__What you have to do__. Give the listing again exactly, omitting its images.

Data entries for graphics:
=-=-=-=-=

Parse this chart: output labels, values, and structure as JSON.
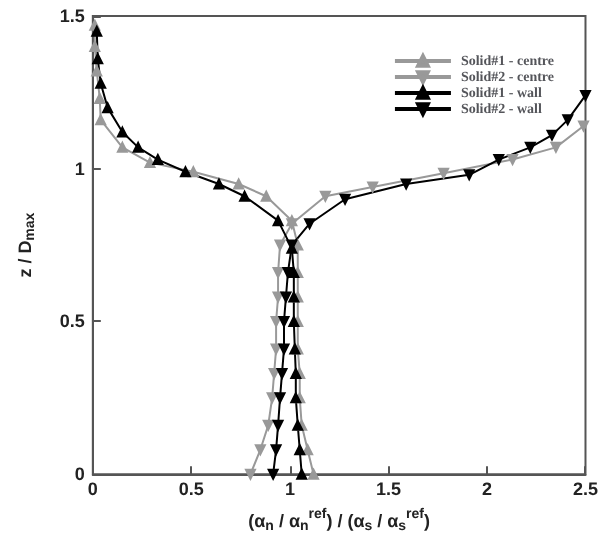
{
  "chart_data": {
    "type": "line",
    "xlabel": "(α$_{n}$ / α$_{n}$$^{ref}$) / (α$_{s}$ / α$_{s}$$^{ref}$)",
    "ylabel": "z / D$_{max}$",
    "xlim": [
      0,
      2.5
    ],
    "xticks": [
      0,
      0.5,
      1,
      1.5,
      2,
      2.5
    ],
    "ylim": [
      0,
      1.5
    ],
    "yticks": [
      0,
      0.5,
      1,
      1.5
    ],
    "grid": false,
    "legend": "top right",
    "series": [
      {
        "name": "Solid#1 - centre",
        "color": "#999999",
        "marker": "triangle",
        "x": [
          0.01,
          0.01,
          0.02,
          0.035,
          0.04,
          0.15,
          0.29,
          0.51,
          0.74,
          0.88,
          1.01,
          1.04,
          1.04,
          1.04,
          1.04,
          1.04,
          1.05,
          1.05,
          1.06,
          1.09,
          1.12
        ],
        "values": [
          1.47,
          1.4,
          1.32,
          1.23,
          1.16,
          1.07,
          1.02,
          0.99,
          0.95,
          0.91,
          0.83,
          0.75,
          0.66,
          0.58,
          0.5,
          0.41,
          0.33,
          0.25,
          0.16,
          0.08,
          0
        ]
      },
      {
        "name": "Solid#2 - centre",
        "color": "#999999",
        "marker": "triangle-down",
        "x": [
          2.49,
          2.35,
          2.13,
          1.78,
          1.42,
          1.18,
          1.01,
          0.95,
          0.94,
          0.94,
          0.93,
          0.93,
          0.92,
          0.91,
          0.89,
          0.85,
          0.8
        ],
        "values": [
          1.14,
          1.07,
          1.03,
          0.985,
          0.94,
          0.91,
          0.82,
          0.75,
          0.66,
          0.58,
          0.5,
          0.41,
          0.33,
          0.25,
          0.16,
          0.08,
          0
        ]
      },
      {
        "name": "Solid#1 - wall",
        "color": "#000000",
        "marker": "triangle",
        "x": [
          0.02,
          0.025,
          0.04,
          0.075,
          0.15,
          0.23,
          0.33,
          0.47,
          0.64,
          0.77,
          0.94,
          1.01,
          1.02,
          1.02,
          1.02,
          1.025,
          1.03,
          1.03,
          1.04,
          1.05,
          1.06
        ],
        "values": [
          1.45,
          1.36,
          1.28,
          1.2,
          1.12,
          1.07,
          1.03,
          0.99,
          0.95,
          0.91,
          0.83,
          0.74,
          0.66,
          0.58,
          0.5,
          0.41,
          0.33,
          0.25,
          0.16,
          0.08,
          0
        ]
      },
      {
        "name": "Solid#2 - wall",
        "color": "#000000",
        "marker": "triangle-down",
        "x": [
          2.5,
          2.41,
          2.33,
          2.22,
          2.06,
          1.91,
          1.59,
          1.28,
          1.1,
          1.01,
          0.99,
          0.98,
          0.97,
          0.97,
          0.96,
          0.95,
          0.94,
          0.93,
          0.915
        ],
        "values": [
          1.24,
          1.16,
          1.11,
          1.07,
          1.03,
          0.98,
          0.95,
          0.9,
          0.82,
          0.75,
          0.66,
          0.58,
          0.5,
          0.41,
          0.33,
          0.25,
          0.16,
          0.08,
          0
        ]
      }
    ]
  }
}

=-=-=-=-=

__Finished answer__.
Parse this chart: output labels, values, and structure as JSON.
{
  "chart_data": {
    "type": "line",
    "xlabel": "(α$_{n}$ / α$_{n}$$^{ref}$) / (α$_{s}$ / α$_{s}$$^{ref}$)",
    "ylabel": "z / D$_{max}$",
    "xlim": [
      0,
      2.5
    ],
    "xticks": [
      0,
      0.5,
      1,
      1.5,
      2,
      2.5
    ],
    "ylim": [
      0,
      1.5
    ],
    "yticks": [
      0,
      0.5,
      1,
      1.5
    ],
    "grid": false,
    "legend": "top right",
    "series": [
      {
        "name": "Solid#1 - centre",
        "color": "#999999",
        "marker": "triangle",
        "x": [
          0.01,
          0.01,
          0.02,
          0.035,
          0.04,
          0.15,
          0.29,
          0.51,
          0.74,
          0.88,
          1.01,
          1.04,
          1.04,
          1.04,
          1.04,
          1.04,
          1.05,
          1.05,
          1.06,
          1.09,
          1.12
        ],
        "values": [
          1.47,
          1.4,
          1.32,
          1.23,
          1.16,
          1.07,
          1.02,
          0.99,
          0.95,
          0.91,
          0.83,
          0.75,
          0.66,
          0.58,
          0.5,
          0.41,
          0.33,
          0.25,
          0.16,
          0.08,
          0
        ]
      },
      {
        "name": "Solid#2 - centre",
        "color": "#999999",
        "marker": "triangle-down",
        "x": [
          2.49,
          2.35,
          2.13,
          1.78,
          1.42,
          1.18,
          1.01,
          0.95,
          0.94,
          0.94,
          0.93,
          0.93,
          0.92,
          0.91,
          0.89,
          0.85,
          0.8
        ],
        "values": [
          1.14,
          1.07,
          1.03,
          0.985,
          0.94,
          0.91,
          0.82,
          0.75,
          0.66,
          0.58,
          0.5,
          0.41,
          0.33,
          0.25,
          0.16,
          0.08,
          0
        ]
      },
      {
        "name": "Solid#1 - wall",
        "color": "#000000",
        "marker": "triangle",
        "x": [
          0.02,
          0.025,
          0.04,
          0.075,
          0.15,
          0.23,
          0.33,
          0.47,
          0.64,
          0.77,
          0.94,
          1.01,
          1.02,
          1.02,
          1.02,
          1.025,
          1.03,
          1.03,
          1.04,
          1.05,
          1.06
        ],
        "values": [
          1.45,
          1.36,
          1.28,
          1.2,
          1.12,
          1.07,
          1.03,
          0.99,
          0.95,
          0.91,
          0.83,
          0.74,
          0.66,
          0.58,
          0.5,
          0.41,
          0.33,
          0.25,
          0.16,
          0.08,
          0
        ]
      },
      {
        "name": "Solid#2 - wall",
        "color": "#000000",
        "marker": "triangle-down",
        "x": [
          2.5,
          2.41,
          2.33,
          2.22,
          2.06,
          1.91,
          1.59,
          1.28,
          1.1,
          1.01,
          0.99,
          0.98,
          0.97,
          0.97,
          0.96,
          0.95,
          0.94,
          0.93,
          0.915
        ],
        "values": [
          1.24,
          1.16,
          1.11,
          1.07,
          1.03,
          0.98,
          0.95,
          0.9,
          0.82,
          0.75,
          0.66,
          0.58,
          0.5,
          0.41,
          0.33,
          0.25,
          0.16,
          0.08,
          0
        ]
      }
    ]
  }
}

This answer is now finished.